(PROBLEM STATEMENT): Transcribe the listing word for word.

(Records)

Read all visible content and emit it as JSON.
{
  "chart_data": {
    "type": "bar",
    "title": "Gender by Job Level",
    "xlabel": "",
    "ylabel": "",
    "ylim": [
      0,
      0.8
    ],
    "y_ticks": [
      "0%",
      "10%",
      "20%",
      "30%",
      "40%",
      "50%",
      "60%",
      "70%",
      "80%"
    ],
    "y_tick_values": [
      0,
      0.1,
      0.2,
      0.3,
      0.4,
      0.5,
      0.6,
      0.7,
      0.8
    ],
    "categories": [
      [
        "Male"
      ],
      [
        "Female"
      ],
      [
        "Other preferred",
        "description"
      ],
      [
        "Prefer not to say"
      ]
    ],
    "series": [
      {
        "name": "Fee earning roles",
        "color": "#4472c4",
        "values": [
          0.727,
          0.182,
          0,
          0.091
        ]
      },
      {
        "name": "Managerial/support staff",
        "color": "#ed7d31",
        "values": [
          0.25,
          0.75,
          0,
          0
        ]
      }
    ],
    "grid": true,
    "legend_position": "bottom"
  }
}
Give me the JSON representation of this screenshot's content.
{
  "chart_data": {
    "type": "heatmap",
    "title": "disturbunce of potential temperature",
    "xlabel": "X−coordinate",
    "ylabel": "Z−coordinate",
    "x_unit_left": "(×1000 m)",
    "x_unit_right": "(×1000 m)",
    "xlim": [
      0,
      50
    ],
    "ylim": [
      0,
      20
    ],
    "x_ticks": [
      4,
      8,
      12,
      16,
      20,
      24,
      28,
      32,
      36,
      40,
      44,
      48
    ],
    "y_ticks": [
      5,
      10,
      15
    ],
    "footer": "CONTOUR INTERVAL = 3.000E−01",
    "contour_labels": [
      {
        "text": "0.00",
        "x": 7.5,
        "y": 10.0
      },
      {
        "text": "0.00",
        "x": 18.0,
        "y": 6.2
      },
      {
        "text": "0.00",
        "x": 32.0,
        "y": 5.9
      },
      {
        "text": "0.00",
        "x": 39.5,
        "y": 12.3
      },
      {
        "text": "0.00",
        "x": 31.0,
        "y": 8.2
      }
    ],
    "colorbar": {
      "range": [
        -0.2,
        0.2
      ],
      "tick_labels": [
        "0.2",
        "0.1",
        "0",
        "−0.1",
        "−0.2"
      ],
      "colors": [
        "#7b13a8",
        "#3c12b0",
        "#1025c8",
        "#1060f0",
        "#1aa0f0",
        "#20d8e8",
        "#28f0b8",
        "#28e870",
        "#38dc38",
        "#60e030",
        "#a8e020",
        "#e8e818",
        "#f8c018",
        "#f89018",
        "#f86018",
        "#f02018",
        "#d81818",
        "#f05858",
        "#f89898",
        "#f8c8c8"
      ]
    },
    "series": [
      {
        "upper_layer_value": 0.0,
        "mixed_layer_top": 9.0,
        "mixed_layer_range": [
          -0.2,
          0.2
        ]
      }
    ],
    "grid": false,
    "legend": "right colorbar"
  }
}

(COMPLETED TASK):
Read all visible content and emit it as JSON.
{
  "chart_data": {
    "type": "bar",
    "title": "Gender by Job Level",
    "xlabel": "",
    "ylabel": "",
    "ylim": [
      0,
      0.8
    ],
    "y_ticks": [
      "0%",
      "10%",
      "20%",
      "30%",
      "40%",
      "50%",
      "60%",
      "70%",
      "80%"
    ],
    "y_tick_values": [
      0,
      0.1,
      0.2,
      0.3,
      0.4,
      0.5,
      0.6,
      0.7,
      0.8
    ],
    "categories": [
      [
        "Male"
      ],
      [
        "Female"
      ],
      [
        "Other preferred",
        "description"
      ],
      [
        "Prefer not to say"
      ]
    ],
    "series": [
      {
        "name": "Fee earning roles",
        "color": "#4472c4",
        "values": [
          0.727,
          0.182,
          0,
          0.091
        ]
      },
      {
        "name": "Managerial/support staff",
        "color": "#ed7d31",
        "values": [
          0.25,
          0.75,
          0,
          0
        ]
      }
    ],
    "grid": true,
    "legend_position": "bottom"
  }
}
Give me the JSON representation of this screenshot's content.
{
  "chart_data": {
    "type": "heatmap",
    "title": "disturbunce of potential temperature",
    "xlabel": "X−coordinate",
    "ylabel": "Z−coordinate",
    "x_unit_left": "(×1000 m)",
    "x_unit_right": "(×1000 m)",
    "xlim": [
      0,
      50
    ],
    "ylim": [
      0,
      20
    ],
    "x_ticks": [
      4,
      8,
      12,
      16,
      20,
      24,
      28,
      32,
      36,
      40,
      44,
      48
    ],
    "y_ticks": [
      5,
      10,
      15
    ],
    "footer": "CONTOUR INTERVAL = 3.000E−01",
    "contour_labels": [
      {
        "text": "0.00",
        "x": 7.5,
        "y": 10.0
      },
      {
        "text": "0.00",
        "x": 18.0,
        "y": 6.2
      },
      {
        "text": "0.00",
        "x": 32.0,
        "y": 5.9
      },
      {
        "text": "0.00",
        "x": 39.5,
        "y": 12.3
      },
      {
        "text": "0.00",
        "x": 31.0,
        "y": 8.2
      }
    ],
    "colorbar": {
      "range": [
        -0.2,
        0.2
      ],
      "tick_labels": [
        "0.2",
        "0.1",
        "0",
        "−0.1",
        "−0.2"
      ],
      "colors": [
        "#7b13a8",
        "#3c12b0",
        "#1025c8",
        "#1060f0",
        "#1aa0f0",
        "#20d8e8",
        "#28f0b8",
        "#28e870",
        "#38dc38",
        "#60e030",
        "#a8e020",
        "#e8e818",
        "#f8c018",
        "#f89018",
        "#f86018",
        "#f02018",
        "#d81818",
        "#f05858",
        "#f89898",
        "#f8c8c8"
      ]
    },
    "series": [
      {
        "upper_layer_value": 0.0,
        "mixed_layer_top": 9.0,
        "mixed_layer_range": [
          -0.2,
          0.2
        ]
      }
    ],
    "grid": false,
    "legend": "right colorbar"
  }
}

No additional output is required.